EXERCISE REQUIREMENTS: The listing below must be repeated word for word, with its images excluded.

INPUT FOR THIS TASK:
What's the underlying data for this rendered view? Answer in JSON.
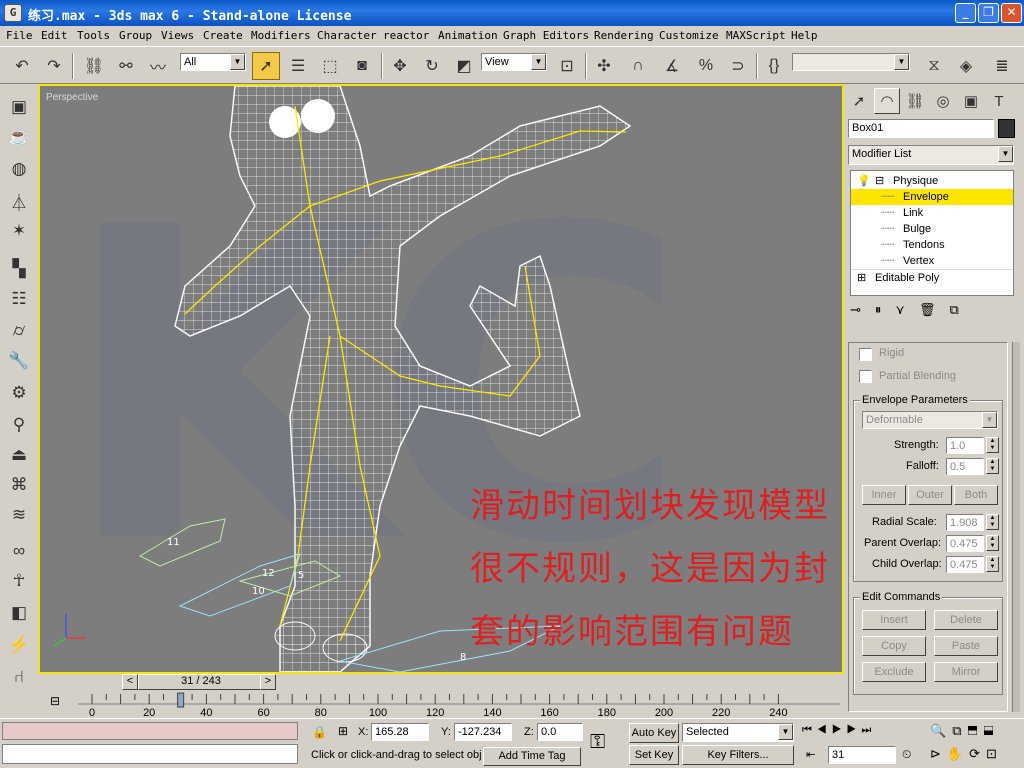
{
  "window": {
    "title": "练习.max - 3ds max 6 - Stand-alone License",
    "icon": "3ds-max-icon",
    "controls": {
      "minimize": "_",
      "maximize": "❐",
      "close": "✕"
    }
  },
  "menu": [
    "File",
    "Edit",
    "Tools",
    "Group",
    "Views",
    "Create",
    "Modifiers",
    "Character",
    "reactor",
    "Animation",
    "Graph Editors",
    "Rendering",
    "Customize",
    "MAXScript",
    "Help"
  ],
  "toolbar": {
    "selection_filter": "All",
    "reference_coord": "View",
    "named_selection": ""
  },
  "viewport": {
    "label": "Perspective",
    "annotation_lines": [
      "滑动时间划块发现模型",
      "很不规则，这是因为封",
      "套的影响范围有问题"
    ],
    "link_labels": [
      "11",
      "12",
      "10",
      "5",
      "8"
    ],
    "watermark": "KC"
  },
  "timeslider": {
    "frame_display": "31 / 243",
    "prev_arrow": "<",
    "next_arrow": ">"
  },
  "trackbar": {
    "ticks": [
      "0",
      "20",
      "40",
      "60",
      "80",
      "100",
      "120",
      "140",
      "160",
      "180",
      "200",
      "220",
      "240"
    ]
  },
  "status": {
    "x_label": "X:",
    "x_value": "165.28",
    "y_label": "Y:",
    "y_value": "-127.234",
    "z_label": "Z:",
    "z_value": "0.0",
    "prompt": "Click or click-and-drag to select obj",
    "add_time_tag": "Add Time Tag",
    "auto_key": "Auto Key",
    "set_key": "Set Key",
    "key_mode": "Selected",
    "key_filters": "Key Filters...",
    "current_frame": "31"
  },
  "command_panel": {
    "object_name": "Box01",
    "object_color": "#333333",
    "modifier_list": "Modifier List",
    "stack": [
      {
        "label": "Physique",
        "level": 0,
        "selected": false
      },
      {
        "label": "Envelope",
        "level": 1,
        "selected": true
      },
      {
        "label": "Link",
        "level": 1,
        "selected": false
      },
      {
        "label": "Bulge",
        "level": 1,
        "selected": false
      },
      {
        "label": "Tendons",
        "level": 1,
        "selected": false
      },
      {
        "label": "Vertex",
        "level": 1,
        "selected": false
      },
      {
        "label": "Editable Poly",
        "level": 0,
        "selected": false
      }
    ],
    "rigid_label": "Rigid",
    "partial_blending_label": "Partial Blending",
    "envelope_params": {
      "title": "Envelope Parameters",
      "type_value": "Deformable",
      "strength_label": "Strength:",
      "strength_value": "1.0",
      "falloff_label": "Falloff:",
      "falloff_value": "0.5",
      "inner": "Inner",
      "outer": "Outer",
      "both": "Both",
      "radial_scale_label": "Radial Scale:",
      "radial_scale_value": "1.908",
      "parent_overlap_label": "Parent Overlap:",
      "parent_overlap_value": "0.475",
      "child_overlap_label": "Child Overlap:",
      "child_overlap_value": "0.475"
    },
    "edit_commands": {
      "title": "Edit Commands",
      "insert": "Insert",
      "delete": "Delete",
      "copy": "Copy",
      "paste": "Paste",
      "exclude": "Exclude",
      "mirror": "Mirror"
    }
  },
  "colors": {
    "active_viewport_border": "#f4e50a",
    "selection_highlight": "#ffe600",
    "annotation_text": "#e02020",
    "titlebar": "#0a58c8"
  }
}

REPLY TO THE TASK:
What's the underlying data for this rendered view? Answer in JSON.
{
  "window": {
    "title": "练习.max - 3ds max 6 - Stand-alone License",
    "icon": "3ds-max-icon",
    "controls": {
      "minimize": "_",
      "maximize": "❐",
      "close": "✕"
    }
  },
  "menu": [
    "File",
    "Edit",
    "Tools",
    "Group",
    "Views",
    "Create",
    "Modifiers",
    "Character",
    "reactor",
    "Animation",
    "Graph Editors",
    "Rendering",
    "Customize",
    "MAXScript",
    "Help"
  ],
  "toolbar": {
    "selection_filter": "All",
    "reference_coord": "View",
    "named_selection": ""
  },
  "viewport": {
    "label": "Perspective",
    "annotation_lines": [
      "滑动时间划块发现模型",
      "很不规则，这是因为封",
      "套的影响范围有问题"
    ],
    "link_labels": [
      "11",
      "12",
      "10",
      "5",
      "8"
    ],
    "watermark": "KC"
  },
  "timeslider": {
    "frame_display": "31 / 243",
    "prev_arrow": "<",
    "next_arrow": ">"
  },
  "trackbar": {
    "ticks": [
      "0",
      "20",
      "40",
      "60",
      "80",
      "100",
      "120",
      "140",
      "160",
      "180",
      "200",
      "220",
      "240"
    ]
  },
  "status": {
    "x_label": "X:",
    "x_value": "165.28",
    "y_label": "Y:",
    "y_value": "-127.234",
    "z_label": "Z:",
    "z_value": "0.0",
    "prompt": "Click or click-and-drag to select obj",
    "add_time_tag": "Add Time Tag",
    "auto_key": "Auto Key",
    "set_key": "Set Key",
    "key_mode": "Selected",
    "key_filters": "Key Filters...",
    "current_frame": "31"
  },
  "command_panel": {
    "object_name": "Box01",
    "object_color": "#333333",
    "modifier_list": "Modifier List",
    "stack": [
      {
        "label": "Physique",
        "level": 0,
        "selected": false
      },
      {
        "label": "Envelope",
        "level": 1,
        "selected": true
      },
      {
        "label": "Link",
        "level": 1,
        "selected": false
      },
      {
        "label": "Bulge",
        "level": 1,
        "selected": false
      },
      {
        "label": "Tendons",
        "level": 1,
        "selected": false
      },
      {
        "label": "Vertex",
        "level": 1,
        "selected": false
      },
      {
        "label": "Editable Poly",
        "level": 0,
        "selected": false
      }
    ],
    "rigid_label": "Rigid",
    "partial_blending_label": "Partial Blending",
    "envelope_params": {
      "title": "Envelope Parameters",
      "type_value": "Deformable",
      "strength_label": "Strength:",
      "strength_value": "1.0",
      "falloff_label": "Falloff:",
      "falloff_value": "0.5",
      "inner": "Inner",
      "outer": "Outer",
      "both": "Both",
      "radial_scale_label": "Radial Scale:",
      "radial_scale_value": "1.908",
      "parent_overlap_label": "Parent Overlap:",
      "parent_overlap_value": "0.475",
      "child_overlap_label": "Child Overlap:",
      "child_overlap_value": "0.475"
    },
    "edit_commands": {
      "title": "Edit Commands",
      "insert": "Insert",
      "delete": "Delete",
      "copy": "Copy",
      "paste": "Paste",
      "exclude": "Exclude",
      "mirror": "Mirror"
    }
  },
  "colors": {
    "active_viewport_border": "#f4e50a",
    "selection_highlight": "#ffe600",
    "annotation_text": "#e02020",
    "titlebar": "#0a58c8"
  }
}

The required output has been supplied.